Your task is to retype each line of the data below exactly.

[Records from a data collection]
━━━━

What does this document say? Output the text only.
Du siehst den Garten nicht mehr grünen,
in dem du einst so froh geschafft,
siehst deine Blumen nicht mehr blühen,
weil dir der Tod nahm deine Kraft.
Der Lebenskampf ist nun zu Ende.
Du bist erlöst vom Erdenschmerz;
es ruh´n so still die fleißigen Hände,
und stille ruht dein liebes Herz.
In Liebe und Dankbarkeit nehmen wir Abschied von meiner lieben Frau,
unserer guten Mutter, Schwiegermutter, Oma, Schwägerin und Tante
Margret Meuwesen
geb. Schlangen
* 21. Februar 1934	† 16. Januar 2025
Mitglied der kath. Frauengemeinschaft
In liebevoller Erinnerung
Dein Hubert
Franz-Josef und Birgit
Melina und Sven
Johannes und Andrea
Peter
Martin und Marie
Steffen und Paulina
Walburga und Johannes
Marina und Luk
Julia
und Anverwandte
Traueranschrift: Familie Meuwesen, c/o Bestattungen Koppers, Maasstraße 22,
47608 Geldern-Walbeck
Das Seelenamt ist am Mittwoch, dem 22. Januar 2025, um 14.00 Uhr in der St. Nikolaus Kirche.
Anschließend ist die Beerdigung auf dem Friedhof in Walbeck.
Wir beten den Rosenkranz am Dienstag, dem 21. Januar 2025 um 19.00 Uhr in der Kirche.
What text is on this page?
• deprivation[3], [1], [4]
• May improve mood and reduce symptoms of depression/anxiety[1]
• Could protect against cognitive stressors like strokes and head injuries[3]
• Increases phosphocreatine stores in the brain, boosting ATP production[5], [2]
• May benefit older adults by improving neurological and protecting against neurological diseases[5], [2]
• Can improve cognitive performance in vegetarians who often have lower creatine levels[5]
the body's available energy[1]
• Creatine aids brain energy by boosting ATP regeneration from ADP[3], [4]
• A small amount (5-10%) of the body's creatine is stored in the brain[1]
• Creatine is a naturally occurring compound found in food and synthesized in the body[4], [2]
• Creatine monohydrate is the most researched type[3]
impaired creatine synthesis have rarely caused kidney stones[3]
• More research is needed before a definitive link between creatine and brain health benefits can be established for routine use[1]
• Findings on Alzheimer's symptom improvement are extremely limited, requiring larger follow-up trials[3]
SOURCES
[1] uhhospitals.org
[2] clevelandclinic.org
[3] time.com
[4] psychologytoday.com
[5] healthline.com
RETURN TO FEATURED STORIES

━━━━

## Complete response
What does this document say? Output the text only.
Du siehst den Garten nicht mehr grünen,
in dem du einst so froh geschafft,
siehst deine Blumen nicht mehr blühen,
weil dir der Tod nahm deine Kraft.
Der Lebenskampf ist nun zu Ende.
Du bist erlöst vom Erdenschmerz;
es ruh´n so still die fleißigen Hände,
und stille ruht dein liebes Herz.
In Liebe und Dankbarkeit nehmen wir Abschied von meiner lieben Frau,
unserer guten Mutter, Schwiegermutter, Oma, Schwägerin und Tante
Margret Meuwesen
geb. Schlangen
* 21. Februar 1934	† 16. Januar 2025
Mitglied der kath. Frauengemeinschaft
In liebevoller Erinnerung
Dein Hubert
Franz-Josef und Birgit
Melina und Sven
Johannes und Andrea
Peter
Martin und Marie
Steffen und Paulina
Walburga und Johannes
Marina und Luk
Julia
und Anverwandte
Traueranschrift: Familie Meuwesen, c/o Bestattungen Koppers, Maasstraße 22,
47608 Geldern-Walbeck
Das Seelenamt ist am Mittwoch, dem 22. Januar 2025, um 14.00 Uhr in der St. Nikolaus Kirche.
Anschließend ist die Beerdigung auf dem Friedhof in Walbeck.
Wir beten den Rosenkranz am Dienstag, dem 21. Januar 2025 um 19.00 Uhr in der Kirche.
What text is on this page?
• deprivation[3], [1], [4]
• May improve mood and reduce symptoms of depression/anxiety[1]
• Could protect against cognitive stressors like strokes and head injuries[3]
• Increases phosphocreatine stores in the brain, boosting ATP production[5], [2]
• May benefit older adults by improving neurological and protecting against neurological diseases[5], [2]
• Can improve cognitive performance in vegetarians who often have lower creatine levels[5]
the body's available energy[1]
• Creatine aids brain energy by boosting ATP regeneration from ADP[3], [4]
• A small amount (5-10%) of the body's creatine is stored in the brain[1]
• Creatine is a naturally occurring compound found in food and synthesized in the body[4], [2]
• Creatine monohydrate is the most researched type[3]
impaired creatine synthesis have rarely caused kidney stones[3]
• More research is needed before a definitive link between creatine and brain health benefits can be established for routine use[1]
• Findings on Alzheimer's symptom improvement are extremely limited, requiring larger follow-up trials[3]
SOURCES
[1] uhhospitals.org
[2] clevelandclinic.org
[3] time.com
[4] psychologytoday.com
[5] healthline.com
RETURN TO FEATURED STORIES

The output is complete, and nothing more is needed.